JOB
Your task is to repeat the entries underneath exactly, minus the pictures.
***** ENTRIES PROVIDED *****
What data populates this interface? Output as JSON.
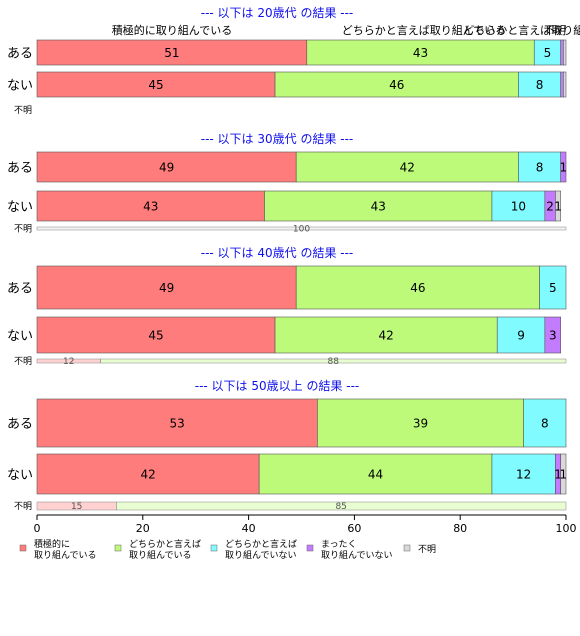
{
  "colors": {
    "積極的に取り組んでいる": "#ff7c7c",
    "どちらかと言えば取り組んでいる": "#bdfa7a",
    "どちらかと言えば取り組んでいない": "#80fbff",
    "まったく取り組んでいない": "#c37bff",
    "不明": "#d9d9d9",
    "title": "#1010ee"
  },
  "header_labels": [
    "積極的に取り組んでいる",
    "どちらかと言えば取り組んでいる",
    "どちらかと言えば取り組んでいない",
    "不明"
  ],
  "chart_data": {
    "type": "bar",
    "orientation": "horizontal",
    "stacked": true,
    "xlim": [
      0,
      100
    ],
    "x_ticks": [
      0,
      20,
      40,
      60,
      80,
      100
    ],
    "legend": {
      "placement": "bottom",
      "entries": [
        {
          "key": "積極的に取り組んでいる",
          "label": "積極的に\n取り組んでいる"
        },
        {
          "key": "どちらかと言えば取り組んでいる",
          "label": "どちらかと言えば\n取り組んでいる"
        },
        {
          "key": "どちらかと言えば取り組んでいない",
          "label": "どちらかと言えば\n取り組んでいない"
        },
        {
          "key": "まったく取り組んでいない",
          "label": "まったく\n取り組んでいない"
        },
        {
          "key": "不明",
          "label": "不明"
        }
      ]
    },
    "groups": [
      {
        "title": "--- 以下は 20歳代 の結果 ---",
        "rows": [
          {
            "label": "ある",
            "values": [
              51,
              43,
              5,
              0.5,
              0.5
            ],
            "labels": [
              "51",
              "43",
              "5",
              "",
              ""
            ]
          },
          {
            "label": "ない",
            "values": [
              45,
              46,
              8,
              0.5,
              0.5
            ],
            "labels": [
              "45",
              "46",
              "8",
              "",
              ""
            ]
          }
        ],
        "unknown": {
          "label": "不明",
          "values": [],
          "labels": []
        }
      },
      {
        "title": "--- 以下は 30歳代 の結果 ---",
        "rows": [
          {
            "label": "ある",
            "values": [
              49,
              42,
              8,
              1,
              0
            ],
            "labels": [
              "49",
              "42",
              "8",
              "1",
              ""
            ]
          },
          {
            "label": "ない",
            "values": [
              43,
              43,
              10,
              2,
              1
            ],
            "labels": [
              "43",
              "43",
              "10",
              "2",
              "1"
            ]
          }
        ],
        "unknown": {
          "label": "不明",
          "values": [
            0,
            0,
            0,
            0,
            100
          ],
          "labels": [
            "",
            "",
            "",
            "",
            "100"
          ]
        }
      },
      {
        "title": "--- 以下は 40歳代 の結果 ---",
        "rows": [
          {
            "label": "ある",
            "values": [
              49,
              46,
              5,
              0,
              0
            ],
            "labels": [
              "49",
              "46",
              "5",
              "",
              ""
            ]
          },
          {
            "label": "ない",
            "values": [
              45,
              42,
              9,
              3,
              0
            ],
            "labels": [
              "45",
              "42",
              "9",
              "3",
              ""
            ]
          }
        ],
        "unknown": {
          "label": "不明",
          "values": [
            12,
            88,
            0,
            0,
            0
          ],
          "labels": [
            "12",
            "88",
            "",
            "",
            ""
          ]
        }
      },
      {
        "title": "--- 以下は 50歳以上 の結果 ---",
        "rows": [
          {
            "label": "ある",
            "values": [
              53,
              39,
              8,
              0,
              0
            ],
            "labels": [
              "53",
              "39",
              "8",
              "",
              ""
            ]
          },
          {
            "label": "ない",
            "values": [
              42,
              44,
              12,
              1,
              1
            ],
            "labels": [
              "42",
              "44",
              "12",
              "1",
              "1"
            ]
          }
        ],
        "unknown": {
          "label": "不明",
          "values": [
            15,
            85,
            0,
            0,
            0
          ],
          "labels": [
            "15",
            "85",
            "",
            "",
            ""
          ]
        }
      }
    ]
  }
}
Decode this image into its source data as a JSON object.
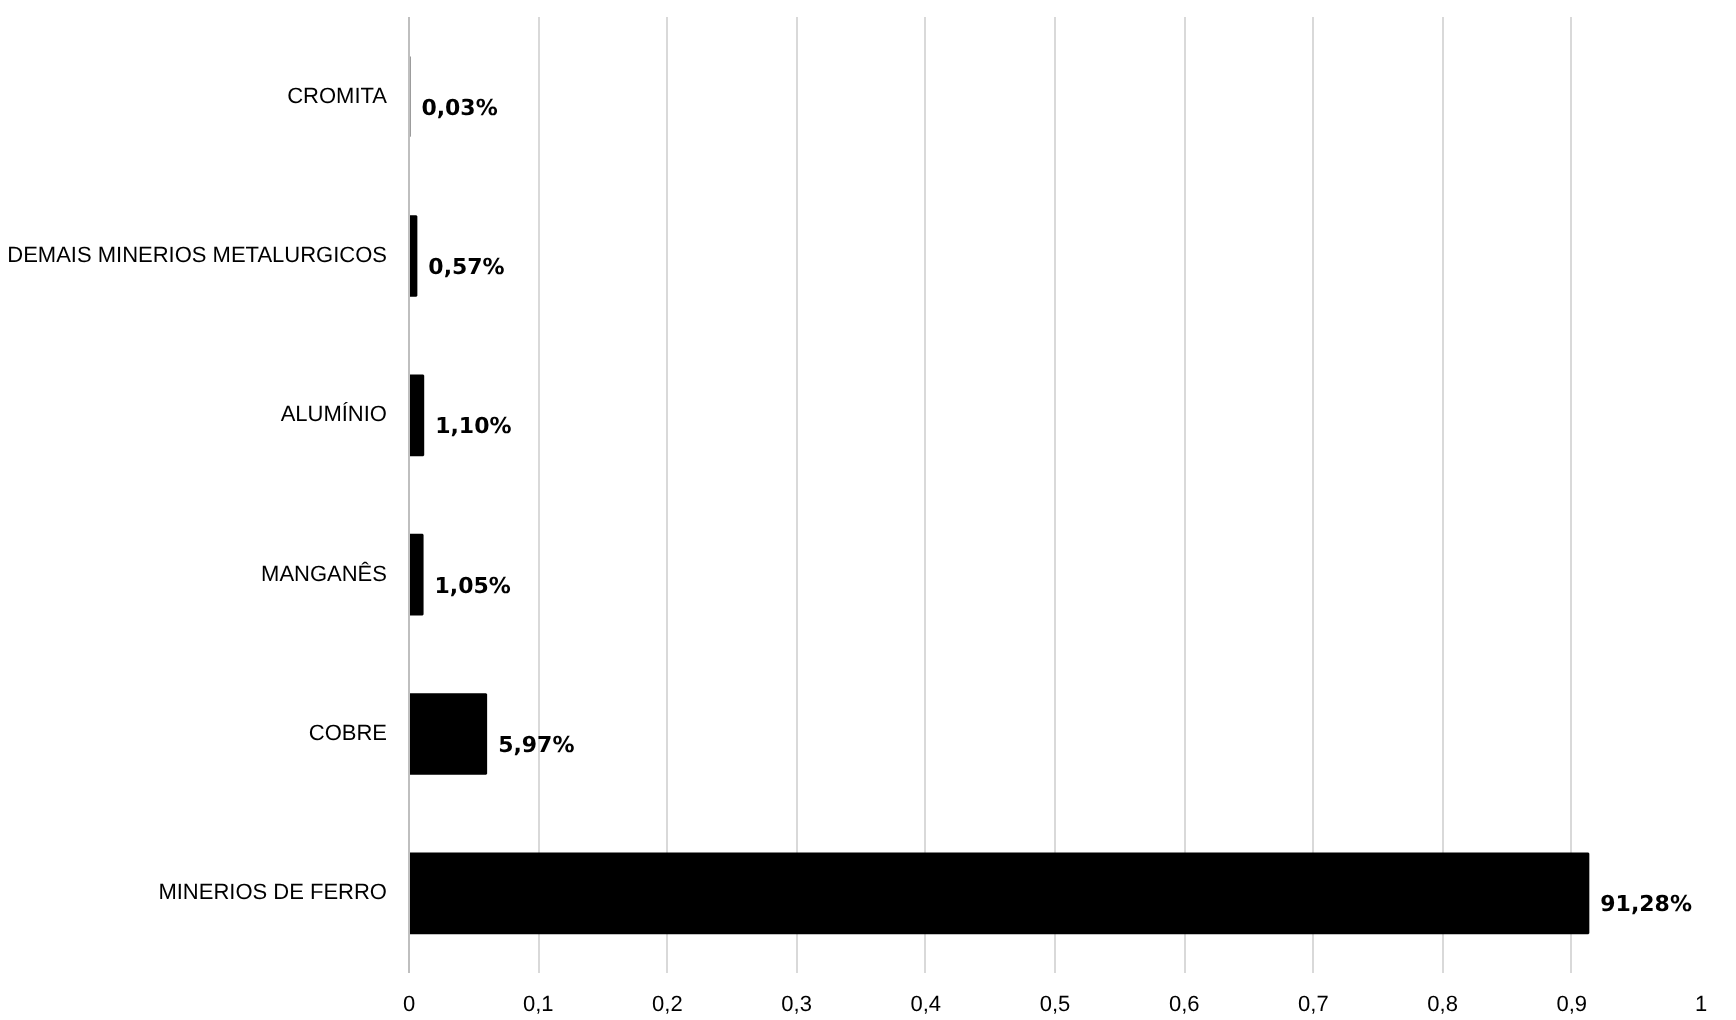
{
  "chart_data": {
    "type": "bar",
    "orientation": "horizontal",
    "categories": [
      "CROMITA",
      "DEMAIS MINERIOS METALURGICOS",
      "ALUMÍNIO",
      "MANGANÊS",
      "COBRE",
      "MINERIOS DE FERRO"
    ],
    "values": [
      0.0003,
      0.0057,
      0.011,
      0.0105,
      0.0597,
      0.9128
    ],
    "value_labels": [
      "0,03%",
      "0,57%",
      "1,10%",
      "1,05%",
      "5,97%",
      "91,28%"
    ],
    "color": "#000000",
    "xlim": [
      0,
      1
    ],
    "xticks": [
      0,
      {
        "value": 0.1,
        "label": "0,1"
      },
      {
        "value": 0.2,
        "label": "0,2"
      },
      {
        "value": 0.3,
        "label": "0,3"
      },
      {
        "value": 0.4,
        "label": "0,4"
      },
      {
        "value": 0.5,
        "label": "0,5"
      },
      {
        "value": 0.6,
        "label": "0,6"
      },
      {
        "value": 0.7,
        "label": "0,7"
      },
      {
        "value": 0.8,
        "label": "0,8"
      },
      {
        "value": 0.9,
        "label": "0,9"
      },
      1
    ],
    "grid": "x"
  }
}
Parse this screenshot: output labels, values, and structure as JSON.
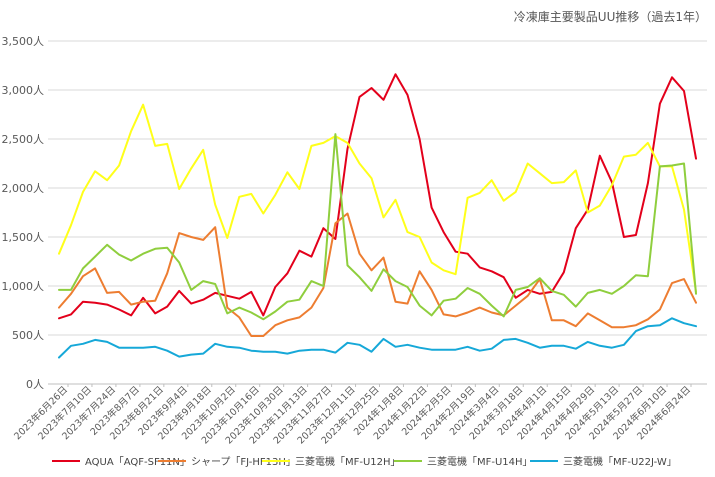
*****
TASK RESPONSE
What data populates this interface? Output as JSON.
{
  "colors": {
    "積極的に取り組んでいる": "#ff7c7c",
    "どちらかと言えば取り組んでいる": "#bdfa7a",
    "どちらかと言えば取り組んでいない": "#80fbff",
    "まったく取り組んでいない": "#c37bff",
    "不明": "#d9d9d9",
    "title": "#1010ee"
  },
  "header_labels": [
    "積極的に取り組んでいる",
    "どちらかと言えば取り組んでいる",
    "どちらかと言えば取り組んでいない",
    "不明"
  ],
  "chart_data": {
    "type": "bar",
    "orientation": "horizontal",
    "stacked": true,
    "xlim": [
      0,
      100
    ],
    "x_ticks": [
      0,
      20,
      40,
      60,
      80,
      100
    ],
    "legend": {
      "placement": "bottom",
      "entries": [
        {
          "key": "積極的に取り組んでいる",
          "label": "積極的に\n取り組んでいる"
        },
        {
          "key": "どちらかと言えば取り組んでいる",
          "label": "どちらかと言えば\n取り組んでいる"
        },
        {
          "key": "どちらかと言えば取り組んでいない",
          "label": "どちらかと言えば\n取り組んでいない"
        },
        {
          "key": "まったく取り組んでいない",
          "label": "まったく\n取り組んでいない"
        },
        {
          "key": "不明",
          "label": "不明"
        }
      ]
    },
    "groups": [
      {
        "title": "--- 以下は 20歳代 の結果 ---",
        "rows": [
          {
            "label": "ある",
            "values": [
              51,
              43,
              5,
              0.5,
              0.5
            ],
            "labels": [
              "51",
              "43",
              "5",
              "",
              ""
            ]
          },
          {
            "label": "ない",
            "values": [
              45,
              46,
              8,
              0.5,
              0.5
            ],
            "labels": [
              "45",
              "46",
              "8",
              "",
              ""
            ]
          }
        ],
        "unknown": {
          "label": "不明",
          "values": [],
          "labels": []
        }
      },
      {
        "title": "--- 以下は 30歳代 の結果 ---",
        "rows": [
          {
            "label": "ある",
            "values": [
              49,
              42,
              8,
              1,
              0
            ],
            "labels": [
              "49",
              "42",
              "8",
              "1",
              ""
            ]
          },
          {
            "label": "ない",
            "values": [
              43,
              43,
              10,
              2,
              1
            ],
            "labels": [
              "43",
              "43",
              "10",
              "2",
              "1"
            ]
          }
        ],
        "unknown": {
          "label": "不明",
          "values": [
            0,
            0,
            0,
            0,
            100
          ],
          "labels": [
            "",
            "",
            "",
            "",
            "100"
          ]
        }
      },
      {
        "title": "--- 以下は 40歳代 の結果 ---",
        "rows": [
          {
            "label": "ある",
            "values": [
              49,
              46,
              5,
              0,
              0
            ],
            "labels": [
              "49",
              "46",
              "5",
              "",
              ""
            ]
          },
          {
            "label": "ない",
            "values": [
              45,
              42,
              9,
              3,
              0
            ],
            "labels": [
              "45",
              "42",
              "9",
              "3",
              ""
            ]
          }
        ],
        "unknown": {
          "label": "不明",
          "values": [
            12,
            88,
            0,
            0,
            0
          ],
          "labels": [
            "12",
            "88",
            "",
            "",
            ""
          ]
        }
      },
      {
        "title": "--- 以下は 50歳以上 の結果 ---",
        "rows": [
          {
            "label": "ある",
            "values": [
              53,
              39,
              8,
              0,
              0
            ],
            "labels": [
              "53",
              "39",
              "8",
              "",
              ""
            ]
          },
          {
            "label": "ない",
            "values": [
              42,
              44,
              12,
              1,
              1
            ],
            "labels": [
              "42",
              "44",
              "12",
              "1",
              "1"
            ]
          }
        ],
        "unknown": {
          "label": "不明",
          "values": [
            15,
            85,
            0,
            0,
            0
          ],
          "labels": [
            "15",
            "85",
            "",
            "",
            ""
          ]
        }
      }
    ]
  }
}
Decode this image into its source data as a JSON object.
{
  "chart_data": {
    "type": "bar",
    "orientation": "horizontal",
    "categories": [
      "CROMITA",
      "DEMAIS MINERIOS METALURGICOS",
      "ALUMÍNIO",
      "MANGANÊS",
      "COBRE",
      "MINERIOS DE FERRO"
    ],
    "values": [
      0.0003,
      0.0057,
      0.011,
      0.0105,
      0.0597,
      0.9128
    ],
    "value_labels": [
      "0,03%",
      "0,57%",
      "1,10%",
      "1,05%",
      "5,97%",
      "91,28%"
    ],
    "color": "#000000",
    "xlim": [
      0,
      1
    ],
    "xticks": [
      0,
      {
        "value": 0.1,
        "label": "0,1"
      },
      {
        "value": 0.2,
        "label": "0,2"
      },
      {
        "value": 0.3,
        "label": "0,3"
      },
      {
        "value": 0.4,
        "label": "0,4"
      },
      {
        "value": 0.5,
        "label": "0,5"
      },
      {
        "value": 0.6,
        "label": "0,6"
      },
      {
        "value": 0.7,
        "label": "0,7"
      },
      {
        "value": 0.8,
        "label": "0,8"
      },
      {
        "value": 0.9,
        "label": "0,9"
      },
      1
    ],
    "grid": "x"
  }
}
Parse this screenshot: output labels, values, and structure as JSON.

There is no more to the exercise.